Data for the task:
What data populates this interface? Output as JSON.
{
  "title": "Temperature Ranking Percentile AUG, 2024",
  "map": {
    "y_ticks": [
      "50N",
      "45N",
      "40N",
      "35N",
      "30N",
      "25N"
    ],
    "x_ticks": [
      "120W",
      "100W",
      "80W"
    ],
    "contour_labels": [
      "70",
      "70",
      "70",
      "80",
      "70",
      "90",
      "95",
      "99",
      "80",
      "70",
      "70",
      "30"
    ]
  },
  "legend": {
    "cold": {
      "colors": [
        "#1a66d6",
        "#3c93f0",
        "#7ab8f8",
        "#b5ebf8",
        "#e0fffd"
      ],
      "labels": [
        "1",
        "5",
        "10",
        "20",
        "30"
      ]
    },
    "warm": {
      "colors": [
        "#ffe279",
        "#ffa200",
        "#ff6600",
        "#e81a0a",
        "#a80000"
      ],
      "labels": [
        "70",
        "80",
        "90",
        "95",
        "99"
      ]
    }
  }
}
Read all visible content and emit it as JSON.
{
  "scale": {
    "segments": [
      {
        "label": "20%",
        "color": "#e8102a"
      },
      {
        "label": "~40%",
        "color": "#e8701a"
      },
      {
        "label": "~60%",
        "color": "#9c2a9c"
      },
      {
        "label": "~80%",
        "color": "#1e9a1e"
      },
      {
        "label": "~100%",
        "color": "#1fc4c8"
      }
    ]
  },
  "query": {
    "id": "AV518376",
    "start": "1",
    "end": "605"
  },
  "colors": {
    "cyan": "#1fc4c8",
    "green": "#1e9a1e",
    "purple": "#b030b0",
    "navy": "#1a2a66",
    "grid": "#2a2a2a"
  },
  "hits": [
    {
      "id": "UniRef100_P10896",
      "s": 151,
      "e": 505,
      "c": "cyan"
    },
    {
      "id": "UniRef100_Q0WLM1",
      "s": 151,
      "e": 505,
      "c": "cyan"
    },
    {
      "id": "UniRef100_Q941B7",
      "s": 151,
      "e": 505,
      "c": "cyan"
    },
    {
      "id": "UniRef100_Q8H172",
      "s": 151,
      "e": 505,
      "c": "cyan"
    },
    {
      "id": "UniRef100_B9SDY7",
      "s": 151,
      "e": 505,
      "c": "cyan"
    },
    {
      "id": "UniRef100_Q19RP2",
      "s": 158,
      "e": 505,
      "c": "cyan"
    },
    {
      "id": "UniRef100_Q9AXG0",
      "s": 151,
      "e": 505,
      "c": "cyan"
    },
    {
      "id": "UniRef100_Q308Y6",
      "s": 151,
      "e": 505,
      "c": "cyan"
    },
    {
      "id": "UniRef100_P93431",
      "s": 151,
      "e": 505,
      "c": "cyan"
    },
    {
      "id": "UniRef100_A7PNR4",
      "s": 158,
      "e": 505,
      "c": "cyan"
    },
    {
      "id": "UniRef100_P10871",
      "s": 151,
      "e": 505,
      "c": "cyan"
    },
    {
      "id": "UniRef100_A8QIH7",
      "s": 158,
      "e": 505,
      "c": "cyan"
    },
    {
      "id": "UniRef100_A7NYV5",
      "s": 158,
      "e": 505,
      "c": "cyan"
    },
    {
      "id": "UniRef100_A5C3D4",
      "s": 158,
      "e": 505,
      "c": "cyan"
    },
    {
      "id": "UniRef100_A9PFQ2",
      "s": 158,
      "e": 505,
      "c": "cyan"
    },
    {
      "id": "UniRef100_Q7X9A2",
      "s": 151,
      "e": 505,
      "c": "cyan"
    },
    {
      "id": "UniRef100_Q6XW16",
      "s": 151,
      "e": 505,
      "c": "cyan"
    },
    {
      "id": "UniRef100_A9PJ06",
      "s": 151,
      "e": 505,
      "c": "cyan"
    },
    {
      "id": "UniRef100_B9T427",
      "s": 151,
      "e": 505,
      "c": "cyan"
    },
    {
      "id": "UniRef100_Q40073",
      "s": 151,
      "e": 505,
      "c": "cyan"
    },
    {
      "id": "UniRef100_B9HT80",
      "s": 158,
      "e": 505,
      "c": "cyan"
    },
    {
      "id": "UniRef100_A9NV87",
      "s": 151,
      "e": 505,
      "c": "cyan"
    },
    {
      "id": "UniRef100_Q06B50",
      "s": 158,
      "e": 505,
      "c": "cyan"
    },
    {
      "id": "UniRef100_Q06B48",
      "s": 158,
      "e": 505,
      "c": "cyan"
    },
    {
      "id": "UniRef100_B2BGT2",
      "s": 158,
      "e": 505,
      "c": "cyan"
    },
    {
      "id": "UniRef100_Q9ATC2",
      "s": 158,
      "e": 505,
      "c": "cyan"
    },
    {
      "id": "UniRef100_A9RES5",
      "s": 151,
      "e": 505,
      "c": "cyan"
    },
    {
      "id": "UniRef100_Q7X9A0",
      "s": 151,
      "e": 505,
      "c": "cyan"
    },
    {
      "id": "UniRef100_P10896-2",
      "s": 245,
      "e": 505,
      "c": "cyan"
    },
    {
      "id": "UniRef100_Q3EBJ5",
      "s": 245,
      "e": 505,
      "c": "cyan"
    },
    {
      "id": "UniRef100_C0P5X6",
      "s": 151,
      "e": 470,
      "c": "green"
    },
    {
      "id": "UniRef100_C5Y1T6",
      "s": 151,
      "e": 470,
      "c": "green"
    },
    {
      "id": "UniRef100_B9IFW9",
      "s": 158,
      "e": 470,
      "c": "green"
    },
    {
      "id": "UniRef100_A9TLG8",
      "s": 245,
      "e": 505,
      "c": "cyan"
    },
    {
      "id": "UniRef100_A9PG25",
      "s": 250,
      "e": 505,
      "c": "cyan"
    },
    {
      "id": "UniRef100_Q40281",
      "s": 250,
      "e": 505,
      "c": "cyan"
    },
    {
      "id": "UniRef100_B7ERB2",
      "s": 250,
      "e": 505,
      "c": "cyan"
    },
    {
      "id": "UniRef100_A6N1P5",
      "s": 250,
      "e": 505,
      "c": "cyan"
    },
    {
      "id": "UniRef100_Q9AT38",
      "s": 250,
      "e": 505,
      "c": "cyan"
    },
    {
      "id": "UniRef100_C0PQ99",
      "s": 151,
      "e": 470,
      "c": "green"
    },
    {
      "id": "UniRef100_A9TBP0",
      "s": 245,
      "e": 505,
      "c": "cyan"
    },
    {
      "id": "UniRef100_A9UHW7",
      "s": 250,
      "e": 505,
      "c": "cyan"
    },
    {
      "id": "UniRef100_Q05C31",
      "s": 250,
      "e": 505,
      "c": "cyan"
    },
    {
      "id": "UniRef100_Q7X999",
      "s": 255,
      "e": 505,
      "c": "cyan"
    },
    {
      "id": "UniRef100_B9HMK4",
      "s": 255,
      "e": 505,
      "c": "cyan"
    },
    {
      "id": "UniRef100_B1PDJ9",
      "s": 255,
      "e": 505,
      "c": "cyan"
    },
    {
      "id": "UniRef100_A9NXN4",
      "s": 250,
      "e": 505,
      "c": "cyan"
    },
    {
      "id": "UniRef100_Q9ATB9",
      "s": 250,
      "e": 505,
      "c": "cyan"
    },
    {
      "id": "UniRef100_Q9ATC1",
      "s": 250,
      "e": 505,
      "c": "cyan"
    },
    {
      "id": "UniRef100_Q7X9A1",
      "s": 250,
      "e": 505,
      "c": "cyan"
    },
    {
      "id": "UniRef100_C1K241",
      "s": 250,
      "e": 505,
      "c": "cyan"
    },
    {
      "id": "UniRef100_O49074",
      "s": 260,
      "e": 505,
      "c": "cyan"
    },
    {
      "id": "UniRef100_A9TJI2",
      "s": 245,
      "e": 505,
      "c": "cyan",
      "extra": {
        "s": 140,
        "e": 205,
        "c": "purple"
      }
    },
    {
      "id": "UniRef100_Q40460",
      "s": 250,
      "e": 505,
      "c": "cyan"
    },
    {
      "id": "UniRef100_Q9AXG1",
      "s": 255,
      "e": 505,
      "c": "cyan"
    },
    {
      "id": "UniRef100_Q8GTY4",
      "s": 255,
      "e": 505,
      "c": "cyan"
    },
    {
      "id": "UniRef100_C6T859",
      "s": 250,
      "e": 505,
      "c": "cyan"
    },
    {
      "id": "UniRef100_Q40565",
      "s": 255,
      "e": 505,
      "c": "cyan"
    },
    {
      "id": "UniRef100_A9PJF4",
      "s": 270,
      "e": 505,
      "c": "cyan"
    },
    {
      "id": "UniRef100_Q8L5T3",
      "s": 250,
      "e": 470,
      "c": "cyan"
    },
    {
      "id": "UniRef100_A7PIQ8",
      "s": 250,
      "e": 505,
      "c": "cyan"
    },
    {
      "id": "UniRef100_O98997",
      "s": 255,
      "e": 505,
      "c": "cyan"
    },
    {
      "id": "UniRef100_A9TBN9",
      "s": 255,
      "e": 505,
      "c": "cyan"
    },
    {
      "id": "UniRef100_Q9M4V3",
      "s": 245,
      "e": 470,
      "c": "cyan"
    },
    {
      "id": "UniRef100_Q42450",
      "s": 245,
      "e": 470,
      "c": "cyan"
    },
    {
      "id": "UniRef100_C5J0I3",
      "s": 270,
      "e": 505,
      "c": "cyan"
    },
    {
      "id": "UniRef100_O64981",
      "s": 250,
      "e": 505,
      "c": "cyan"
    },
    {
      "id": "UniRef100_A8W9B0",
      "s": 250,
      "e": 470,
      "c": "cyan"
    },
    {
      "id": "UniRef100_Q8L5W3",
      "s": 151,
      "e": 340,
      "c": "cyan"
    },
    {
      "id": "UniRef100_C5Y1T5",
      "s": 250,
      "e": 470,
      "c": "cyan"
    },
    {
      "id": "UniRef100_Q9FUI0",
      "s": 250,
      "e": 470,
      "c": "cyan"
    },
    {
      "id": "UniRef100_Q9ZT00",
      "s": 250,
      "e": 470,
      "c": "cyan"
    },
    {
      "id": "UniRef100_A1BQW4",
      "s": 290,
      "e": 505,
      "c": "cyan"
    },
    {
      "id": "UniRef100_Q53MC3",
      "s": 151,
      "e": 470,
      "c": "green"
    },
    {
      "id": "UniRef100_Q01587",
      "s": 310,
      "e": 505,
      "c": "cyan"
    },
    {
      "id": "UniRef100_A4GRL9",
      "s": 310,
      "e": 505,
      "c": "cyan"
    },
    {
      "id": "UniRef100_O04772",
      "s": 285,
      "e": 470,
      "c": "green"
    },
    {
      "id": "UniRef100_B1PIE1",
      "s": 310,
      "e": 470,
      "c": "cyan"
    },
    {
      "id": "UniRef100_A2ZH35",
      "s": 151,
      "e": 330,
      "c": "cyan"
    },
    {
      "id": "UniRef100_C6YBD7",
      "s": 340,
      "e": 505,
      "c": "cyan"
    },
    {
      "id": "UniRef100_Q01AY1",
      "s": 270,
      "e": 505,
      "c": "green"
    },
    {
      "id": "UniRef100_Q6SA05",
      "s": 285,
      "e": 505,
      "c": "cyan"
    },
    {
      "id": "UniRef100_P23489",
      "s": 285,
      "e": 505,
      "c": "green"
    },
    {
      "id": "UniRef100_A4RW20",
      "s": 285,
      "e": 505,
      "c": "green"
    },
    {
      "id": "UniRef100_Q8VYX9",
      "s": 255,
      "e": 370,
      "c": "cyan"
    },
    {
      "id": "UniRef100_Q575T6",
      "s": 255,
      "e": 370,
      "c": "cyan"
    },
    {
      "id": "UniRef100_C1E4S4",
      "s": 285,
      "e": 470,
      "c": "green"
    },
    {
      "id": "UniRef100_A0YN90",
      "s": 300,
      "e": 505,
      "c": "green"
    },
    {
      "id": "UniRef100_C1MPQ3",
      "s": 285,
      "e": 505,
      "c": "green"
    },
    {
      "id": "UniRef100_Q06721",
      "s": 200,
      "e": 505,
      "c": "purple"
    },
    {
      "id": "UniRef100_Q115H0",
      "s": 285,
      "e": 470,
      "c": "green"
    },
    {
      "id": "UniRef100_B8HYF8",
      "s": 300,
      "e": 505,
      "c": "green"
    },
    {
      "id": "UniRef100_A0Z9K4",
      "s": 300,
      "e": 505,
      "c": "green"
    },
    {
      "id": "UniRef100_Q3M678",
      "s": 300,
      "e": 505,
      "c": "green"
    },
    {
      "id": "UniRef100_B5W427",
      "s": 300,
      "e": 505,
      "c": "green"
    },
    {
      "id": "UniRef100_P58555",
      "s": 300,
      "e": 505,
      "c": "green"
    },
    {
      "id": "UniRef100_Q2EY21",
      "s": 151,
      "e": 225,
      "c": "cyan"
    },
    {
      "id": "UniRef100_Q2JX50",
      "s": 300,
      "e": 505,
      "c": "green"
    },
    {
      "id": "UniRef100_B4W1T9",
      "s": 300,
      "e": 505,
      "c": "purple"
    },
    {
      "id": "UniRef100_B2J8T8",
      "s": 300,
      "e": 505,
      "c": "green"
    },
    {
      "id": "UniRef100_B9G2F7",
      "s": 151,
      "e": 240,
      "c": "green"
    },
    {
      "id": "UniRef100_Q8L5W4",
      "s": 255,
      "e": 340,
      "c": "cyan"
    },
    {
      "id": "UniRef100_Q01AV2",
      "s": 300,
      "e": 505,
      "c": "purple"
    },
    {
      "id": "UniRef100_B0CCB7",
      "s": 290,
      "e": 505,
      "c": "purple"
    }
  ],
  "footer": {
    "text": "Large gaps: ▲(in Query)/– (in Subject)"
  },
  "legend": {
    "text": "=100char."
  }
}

Description of the task: Extract every line of the records above that contains the word "JSON".

Response to the exercise:
What data populates this interface? Output as JSON.
Read all visible content and emit it as JSON.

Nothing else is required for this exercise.